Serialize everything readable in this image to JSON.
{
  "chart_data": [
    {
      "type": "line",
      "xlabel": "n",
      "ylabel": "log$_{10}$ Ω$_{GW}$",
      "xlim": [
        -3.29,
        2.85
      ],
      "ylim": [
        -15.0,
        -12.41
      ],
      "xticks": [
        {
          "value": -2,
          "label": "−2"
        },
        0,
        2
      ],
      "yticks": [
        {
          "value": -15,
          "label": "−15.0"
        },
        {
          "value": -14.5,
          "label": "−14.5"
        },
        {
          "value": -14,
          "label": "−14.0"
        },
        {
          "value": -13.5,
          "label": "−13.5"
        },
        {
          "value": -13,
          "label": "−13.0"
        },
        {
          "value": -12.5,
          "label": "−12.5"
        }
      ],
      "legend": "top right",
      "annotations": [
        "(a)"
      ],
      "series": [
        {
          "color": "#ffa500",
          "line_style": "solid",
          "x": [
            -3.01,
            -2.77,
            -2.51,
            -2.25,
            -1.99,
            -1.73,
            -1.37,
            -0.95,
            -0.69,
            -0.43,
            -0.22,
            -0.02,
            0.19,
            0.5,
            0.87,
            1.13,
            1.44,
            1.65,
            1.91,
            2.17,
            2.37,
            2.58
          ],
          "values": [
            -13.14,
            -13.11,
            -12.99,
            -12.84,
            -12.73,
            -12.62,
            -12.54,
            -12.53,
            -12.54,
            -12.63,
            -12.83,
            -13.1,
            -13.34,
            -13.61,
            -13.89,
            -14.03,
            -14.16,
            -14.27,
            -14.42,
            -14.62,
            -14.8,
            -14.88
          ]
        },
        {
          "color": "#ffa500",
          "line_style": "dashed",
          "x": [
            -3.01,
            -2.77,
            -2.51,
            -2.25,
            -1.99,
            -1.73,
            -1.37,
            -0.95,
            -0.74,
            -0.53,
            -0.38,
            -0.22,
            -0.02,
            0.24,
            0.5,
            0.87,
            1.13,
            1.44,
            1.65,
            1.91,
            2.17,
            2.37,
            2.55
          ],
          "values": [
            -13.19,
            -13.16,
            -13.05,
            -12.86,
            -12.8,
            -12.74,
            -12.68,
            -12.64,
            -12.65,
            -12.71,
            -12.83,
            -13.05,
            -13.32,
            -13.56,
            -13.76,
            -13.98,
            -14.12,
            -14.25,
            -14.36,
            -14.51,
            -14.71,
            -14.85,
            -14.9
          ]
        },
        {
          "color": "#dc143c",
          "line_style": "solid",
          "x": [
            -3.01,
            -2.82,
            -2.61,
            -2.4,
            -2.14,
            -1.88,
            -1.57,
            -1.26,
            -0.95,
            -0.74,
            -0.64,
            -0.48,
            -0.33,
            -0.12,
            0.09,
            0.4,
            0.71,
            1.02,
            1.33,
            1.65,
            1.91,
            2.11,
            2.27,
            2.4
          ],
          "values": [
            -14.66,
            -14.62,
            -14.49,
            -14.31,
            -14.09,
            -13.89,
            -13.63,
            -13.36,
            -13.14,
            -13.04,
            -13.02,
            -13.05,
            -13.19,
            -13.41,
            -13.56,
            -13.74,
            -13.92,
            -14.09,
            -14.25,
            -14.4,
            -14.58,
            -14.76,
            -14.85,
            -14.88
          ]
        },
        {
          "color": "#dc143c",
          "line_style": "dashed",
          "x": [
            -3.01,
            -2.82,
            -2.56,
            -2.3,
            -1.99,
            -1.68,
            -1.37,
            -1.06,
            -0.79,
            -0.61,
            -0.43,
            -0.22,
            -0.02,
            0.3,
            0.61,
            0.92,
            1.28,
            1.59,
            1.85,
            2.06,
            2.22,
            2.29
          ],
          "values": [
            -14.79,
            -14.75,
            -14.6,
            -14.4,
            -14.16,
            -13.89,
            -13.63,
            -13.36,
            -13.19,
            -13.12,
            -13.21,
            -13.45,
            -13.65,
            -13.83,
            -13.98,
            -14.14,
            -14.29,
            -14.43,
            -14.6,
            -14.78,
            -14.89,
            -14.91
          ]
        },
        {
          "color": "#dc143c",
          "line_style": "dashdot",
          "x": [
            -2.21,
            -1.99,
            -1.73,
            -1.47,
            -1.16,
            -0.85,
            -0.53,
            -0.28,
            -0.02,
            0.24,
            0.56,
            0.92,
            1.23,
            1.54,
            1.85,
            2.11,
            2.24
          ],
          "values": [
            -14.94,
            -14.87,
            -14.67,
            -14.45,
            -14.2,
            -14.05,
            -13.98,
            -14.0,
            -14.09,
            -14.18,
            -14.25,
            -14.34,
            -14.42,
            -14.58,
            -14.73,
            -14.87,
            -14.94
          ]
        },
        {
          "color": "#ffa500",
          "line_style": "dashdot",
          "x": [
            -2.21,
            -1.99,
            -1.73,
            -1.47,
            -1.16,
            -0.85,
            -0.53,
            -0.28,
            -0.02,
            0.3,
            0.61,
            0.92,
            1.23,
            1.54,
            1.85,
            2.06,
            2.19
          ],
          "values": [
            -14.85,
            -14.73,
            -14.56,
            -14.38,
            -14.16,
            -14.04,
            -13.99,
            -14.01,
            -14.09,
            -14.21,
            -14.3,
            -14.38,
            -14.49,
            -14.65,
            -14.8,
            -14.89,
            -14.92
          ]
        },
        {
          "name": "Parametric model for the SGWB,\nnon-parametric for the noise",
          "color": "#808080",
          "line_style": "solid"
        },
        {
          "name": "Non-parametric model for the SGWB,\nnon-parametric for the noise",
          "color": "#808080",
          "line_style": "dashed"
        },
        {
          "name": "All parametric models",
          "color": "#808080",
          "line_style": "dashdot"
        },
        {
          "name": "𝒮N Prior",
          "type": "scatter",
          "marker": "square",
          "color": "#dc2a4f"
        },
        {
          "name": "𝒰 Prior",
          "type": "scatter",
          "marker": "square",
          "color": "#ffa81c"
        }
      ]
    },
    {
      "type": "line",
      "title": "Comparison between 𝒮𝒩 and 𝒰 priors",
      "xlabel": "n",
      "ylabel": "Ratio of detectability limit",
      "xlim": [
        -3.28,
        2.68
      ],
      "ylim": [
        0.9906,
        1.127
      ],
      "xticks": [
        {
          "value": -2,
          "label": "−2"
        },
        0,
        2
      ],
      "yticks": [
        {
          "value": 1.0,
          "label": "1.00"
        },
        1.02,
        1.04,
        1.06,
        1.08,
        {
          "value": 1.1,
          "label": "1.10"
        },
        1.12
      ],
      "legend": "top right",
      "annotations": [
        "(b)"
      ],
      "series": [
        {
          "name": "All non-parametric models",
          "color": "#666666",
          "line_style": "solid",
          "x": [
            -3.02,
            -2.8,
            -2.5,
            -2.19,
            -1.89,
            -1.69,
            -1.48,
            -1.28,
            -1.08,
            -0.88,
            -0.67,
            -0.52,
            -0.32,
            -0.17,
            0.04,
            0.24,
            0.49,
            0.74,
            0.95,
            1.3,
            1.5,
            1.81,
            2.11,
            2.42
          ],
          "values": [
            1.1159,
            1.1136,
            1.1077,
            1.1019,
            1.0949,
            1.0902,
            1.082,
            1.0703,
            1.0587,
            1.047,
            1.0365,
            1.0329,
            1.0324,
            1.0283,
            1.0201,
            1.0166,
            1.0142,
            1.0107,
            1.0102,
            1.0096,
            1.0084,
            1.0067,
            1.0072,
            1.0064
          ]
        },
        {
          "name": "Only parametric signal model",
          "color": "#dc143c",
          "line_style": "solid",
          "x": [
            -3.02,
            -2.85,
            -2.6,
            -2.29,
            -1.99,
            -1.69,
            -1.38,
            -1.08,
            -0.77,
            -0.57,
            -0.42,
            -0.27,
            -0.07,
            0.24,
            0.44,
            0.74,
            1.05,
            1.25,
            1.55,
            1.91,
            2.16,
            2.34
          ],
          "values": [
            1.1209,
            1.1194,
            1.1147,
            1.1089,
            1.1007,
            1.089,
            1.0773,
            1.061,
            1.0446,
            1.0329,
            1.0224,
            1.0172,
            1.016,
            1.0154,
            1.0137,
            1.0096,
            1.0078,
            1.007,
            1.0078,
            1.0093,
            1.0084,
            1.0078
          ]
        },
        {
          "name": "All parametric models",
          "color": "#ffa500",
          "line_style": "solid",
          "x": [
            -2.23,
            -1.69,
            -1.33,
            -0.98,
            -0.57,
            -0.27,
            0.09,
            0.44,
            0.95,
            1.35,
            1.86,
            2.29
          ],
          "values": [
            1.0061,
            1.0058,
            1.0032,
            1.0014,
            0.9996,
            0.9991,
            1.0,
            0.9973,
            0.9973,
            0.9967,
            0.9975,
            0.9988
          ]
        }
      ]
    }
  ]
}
- - - - -
PROBLEM REQUIREMENTS: Select, from the listing, all lines that include the word "nnon".

RESPONSE TO THE TASK:
          "name": "Parametric model for the SGWB,\nnon-parametric for the noise",
          "name": "Non-parametric model for the SGWB,\nnon-parametric for the noise",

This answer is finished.